_CHALLENGE:_
The records below are to be repeated in full, exactly as they are.

_RECORDS SHOWN:_
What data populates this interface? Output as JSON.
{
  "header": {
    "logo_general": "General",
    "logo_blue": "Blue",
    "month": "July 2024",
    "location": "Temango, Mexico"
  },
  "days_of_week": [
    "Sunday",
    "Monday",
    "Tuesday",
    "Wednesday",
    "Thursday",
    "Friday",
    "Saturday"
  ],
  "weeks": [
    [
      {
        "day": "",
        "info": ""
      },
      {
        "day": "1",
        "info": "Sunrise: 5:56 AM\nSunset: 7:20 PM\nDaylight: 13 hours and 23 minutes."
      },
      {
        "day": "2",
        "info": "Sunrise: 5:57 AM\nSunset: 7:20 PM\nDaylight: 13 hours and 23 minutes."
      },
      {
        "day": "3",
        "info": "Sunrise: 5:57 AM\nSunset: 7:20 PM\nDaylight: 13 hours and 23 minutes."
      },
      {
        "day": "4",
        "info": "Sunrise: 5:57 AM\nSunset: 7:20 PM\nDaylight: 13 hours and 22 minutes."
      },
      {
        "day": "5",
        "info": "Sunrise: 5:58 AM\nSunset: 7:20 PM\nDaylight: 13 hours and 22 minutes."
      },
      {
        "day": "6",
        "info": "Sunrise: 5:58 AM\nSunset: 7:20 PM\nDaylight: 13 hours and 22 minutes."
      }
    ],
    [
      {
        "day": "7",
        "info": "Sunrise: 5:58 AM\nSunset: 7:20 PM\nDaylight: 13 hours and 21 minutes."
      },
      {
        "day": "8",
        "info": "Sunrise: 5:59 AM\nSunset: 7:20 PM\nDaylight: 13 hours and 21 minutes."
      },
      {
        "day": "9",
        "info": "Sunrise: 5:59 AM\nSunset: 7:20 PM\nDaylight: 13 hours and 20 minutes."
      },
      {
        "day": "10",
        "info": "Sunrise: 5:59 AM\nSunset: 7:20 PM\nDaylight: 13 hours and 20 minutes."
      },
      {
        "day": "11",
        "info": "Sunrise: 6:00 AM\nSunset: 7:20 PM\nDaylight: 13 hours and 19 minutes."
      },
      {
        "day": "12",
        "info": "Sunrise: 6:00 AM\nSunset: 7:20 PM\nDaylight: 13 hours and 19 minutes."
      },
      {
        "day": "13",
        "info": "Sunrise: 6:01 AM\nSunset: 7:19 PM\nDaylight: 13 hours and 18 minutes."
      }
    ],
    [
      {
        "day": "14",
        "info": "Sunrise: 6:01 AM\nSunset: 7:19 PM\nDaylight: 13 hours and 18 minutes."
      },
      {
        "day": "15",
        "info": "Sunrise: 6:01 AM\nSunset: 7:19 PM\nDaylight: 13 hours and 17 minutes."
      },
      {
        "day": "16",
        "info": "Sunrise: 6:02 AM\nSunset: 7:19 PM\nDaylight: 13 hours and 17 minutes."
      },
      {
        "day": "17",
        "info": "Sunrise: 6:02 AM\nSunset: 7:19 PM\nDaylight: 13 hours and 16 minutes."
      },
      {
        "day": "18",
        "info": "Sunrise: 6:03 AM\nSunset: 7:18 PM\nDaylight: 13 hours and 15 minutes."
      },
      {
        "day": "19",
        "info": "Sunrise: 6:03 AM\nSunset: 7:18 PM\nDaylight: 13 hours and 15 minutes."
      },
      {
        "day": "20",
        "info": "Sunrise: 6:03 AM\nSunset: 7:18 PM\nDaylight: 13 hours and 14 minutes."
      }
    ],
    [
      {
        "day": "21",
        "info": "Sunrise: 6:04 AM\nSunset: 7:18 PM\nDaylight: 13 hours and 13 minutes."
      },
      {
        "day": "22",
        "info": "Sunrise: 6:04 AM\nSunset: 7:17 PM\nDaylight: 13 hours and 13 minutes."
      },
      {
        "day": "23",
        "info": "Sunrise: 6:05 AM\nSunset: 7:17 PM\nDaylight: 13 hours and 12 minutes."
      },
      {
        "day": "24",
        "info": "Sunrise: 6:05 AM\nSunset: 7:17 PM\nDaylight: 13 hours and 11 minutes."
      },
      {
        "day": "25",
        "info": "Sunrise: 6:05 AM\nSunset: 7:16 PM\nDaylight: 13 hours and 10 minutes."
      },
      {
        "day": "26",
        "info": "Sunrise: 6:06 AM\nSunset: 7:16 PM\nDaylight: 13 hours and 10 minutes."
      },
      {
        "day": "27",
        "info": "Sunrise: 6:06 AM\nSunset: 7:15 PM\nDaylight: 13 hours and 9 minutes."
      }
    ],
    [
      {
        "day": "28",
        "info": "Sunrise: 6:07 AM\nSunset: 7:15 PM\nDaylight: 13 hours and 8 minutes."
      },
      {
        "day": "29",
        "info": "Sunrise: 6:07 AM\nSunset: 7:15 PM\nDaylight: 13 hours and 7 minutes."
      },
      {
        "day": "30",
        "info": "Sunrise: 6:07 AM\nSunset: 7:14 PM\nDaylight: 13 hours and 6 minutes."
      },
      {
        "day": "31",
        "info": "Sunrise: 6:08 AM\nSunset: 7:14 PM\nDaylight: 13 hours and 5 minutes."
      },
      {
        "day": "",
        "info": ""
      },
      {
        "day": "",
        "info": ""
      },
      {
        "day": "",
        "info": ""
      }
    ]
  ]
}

_WRITTEN RESPONSE:_
What data populates this interface? Output as JSON.
{
  "header": {
    "logo_general": "General",
    "logo_blue": "Blue",
    "month": "July 2024",
    "location": "Temango, Mexico"
  },
  "days_of_week": [
    "Sunday",
    "Monday",
    "Tuesday",
    "Wednesday",
    "Thursday",
    "Friday",
    "Saturday"
  ],
  "weeks": [
    [
      {
        "day": "",
        "info": ""
      },
      {
        "day": "1",
        "info": "Sunrise: 5:56 AM\nSunset: 7:20 PM\nDaylight: 13 hours and 23 minutes."
      },
      {
        "day": "2",
        "info": "Sunrise: 5:57 AM\nSunset: 7:20 PM\nDaylight: 13 hours and 23 minutes."
      },
      {
        "day": "3",
        "info": "Sunrise: 5:57 AM\nSunset: 7:20 PM\nDaylight: 13 hours and 23 minutes."
      },
      {
        "day": "4",
        "info": "Sunrise: 5:57 AM\nSunset: 7:20 PM\nDaylight: 13 hours and 22 minutes."
      },
      {
        "day": "5",
        "info": "Sunrise: 5:58 AM\nSunset: 7:20 PM\nDaylight: 13 hours and 22 minutes."
      },
      {
        "day": "6",
        "info": "Sunrise: 5:58 AM\nSunset: 7:20 PM\nDaylight: 13 hours and 22 minutes."
      }
    ],
    [
      {
        "day": "7",
        "info": "Sunrise: 5:58 AM\nSunset: 7:20 PM\nDaylight: 13 hours and 21 minutes."
      },
      {
        "day": "8",
        "info": "Sunrise: 5:59 AM\nSunset: 7:20 PM\nDaylight: 13 hours and 21 minutes."
      },
      {
        "day": "9",
        "info": "Sunrise: 5:59 AM\nSunset: 7:20 PM\nDaylight: 13 hours and 20 minutes."
      },
      {
        "day": "10",
        "info": "Sunrise: 5:59 AM\nSunset: 7:20 PM\nDaylight: 13 hours and 20 minutes."
      },
      {
        "day": "11",
        "info": "Sunrise: 6:00 AM\nSunset: 7:20 PM\nDaylight: 13 hours and 19 minutes."
      },
      {
        "day": "12",
        "info": "Sunrise: 6:00 AM\nSunset: 7:20 PM\nDaylight: 13 hours and 19 minutes."
      },
      {
        "day": "13",
        "info": "Sunrise: 6:01 AM\nSunset: 7:19 PM\nDaylight: 13 hours and 18 minutes."
      }
    ],
    [
      {
        "day": "14",
        "info": "Sunrise: 6:01 AM\nSunset: 7:19 PM\nDaylight: 13 hours and 18 minutes."
      },
      {
        "day": "15",
        "info": "Sunrise: 6:01 AM\nSunset: 7:19 PM\nDaylight: 13 hours and 17 minutes."
      },
      {
        "day": "16",
        "info": "Sunrise: 6:02 AM\nSunset: 7:19 PM\nDaylight: 13 hours and 17 minutes."
      },
      {
        "day": "17",
        "info": "Sunrise: 6:02 AM\nSunset: 7:19 PM\nDaylight: 13 hours and 16 minutes."
      },
      {
        "day": "18",
        "info": "Sunrise: 6:03 AM\nSunset: 7:18 PM\nDaylight: 13 hours and 15 minutes."
      },
      {
        "day": "19",
        "info": "Sunrise: 6:03 AM\nSunset: 7:18 PM\nDaylight: 13 hours and 15 minutes."
      },
      {
        "day": "20",
        "info": "Sunrise: 6:03 AM\nSunset: 7:18 PM\nDaylight: 13 hours and 14 minutes."
      }
    ],
    [
      {
        "day": "21",
        "info": "Sunrise: 6:04 AM\nSunset: 7:18 PM\nDaylight: 13 hours and 13 minutes."
      },
      {
        "day": "22",
        "info": "Sunrise: 6:04 AM\nSunset: 7:17 PM\nDaylight: 13 hours and 13 minutes."
      },
      {
        "day": "23",
        "info": "Sunrise: 6:05 AM\nSunset: 7:17 PM\nDaylight: 13 hours and 12 minutes."
      },
      {
        "day": "24",
        "info": "Sunrise: 6:05 AM\nSunset: 7:17 PM\nDaylight: 13 hours and 11 minutes."
      },
      {
        "day": "25",
        "info": "Sunrise: 6:05 AM\nSunset: 7:16 PM\nDaylight: 13 hours and 10 minutes."
      },
      {
        "day": "26",
        "info": "Sunrise: 6:06 AM\nSunset: 7:16 PM\nDaylight: 13 hours and 10 minutes."
      },
      {
        "day": "27",
        "info": "Sunrise: 6:06 AM\nSunset: 7:15 PM\nDaylight: 13 hours and 9 minutes."
      }
    ],
    [
      {
        "day": "28",
        "info": "Sunrise: 6:07 AM\nSunset: 7:15 PM\nDaylight: 13 hours and 8 minutes."
      },
      {
        "day": "29",
        "info": "Sunrise: 6:07 AM\nSunset: 7:15 PM\nDaylight: 13 hours and 7 minutes."
      },
      {
        "day": "30",
        "info": "Sunrise: 6:07 AM\nSunset: 7:14 PM\nDaylight: 13 hours and 6 minutes."
      },
      {
        "day": "31",
        "info": "Sunrise: 6:08 AM\nSunset: 7:14 PM\nDaylight: 13 hours and 5 minutes."
      },
      {
        "day": "",
        "info": ""
      },
      {
        "day": "",
        "info": ""
      },
      {
        "day": "",
        "info": ""
      }
    ]
  ]
}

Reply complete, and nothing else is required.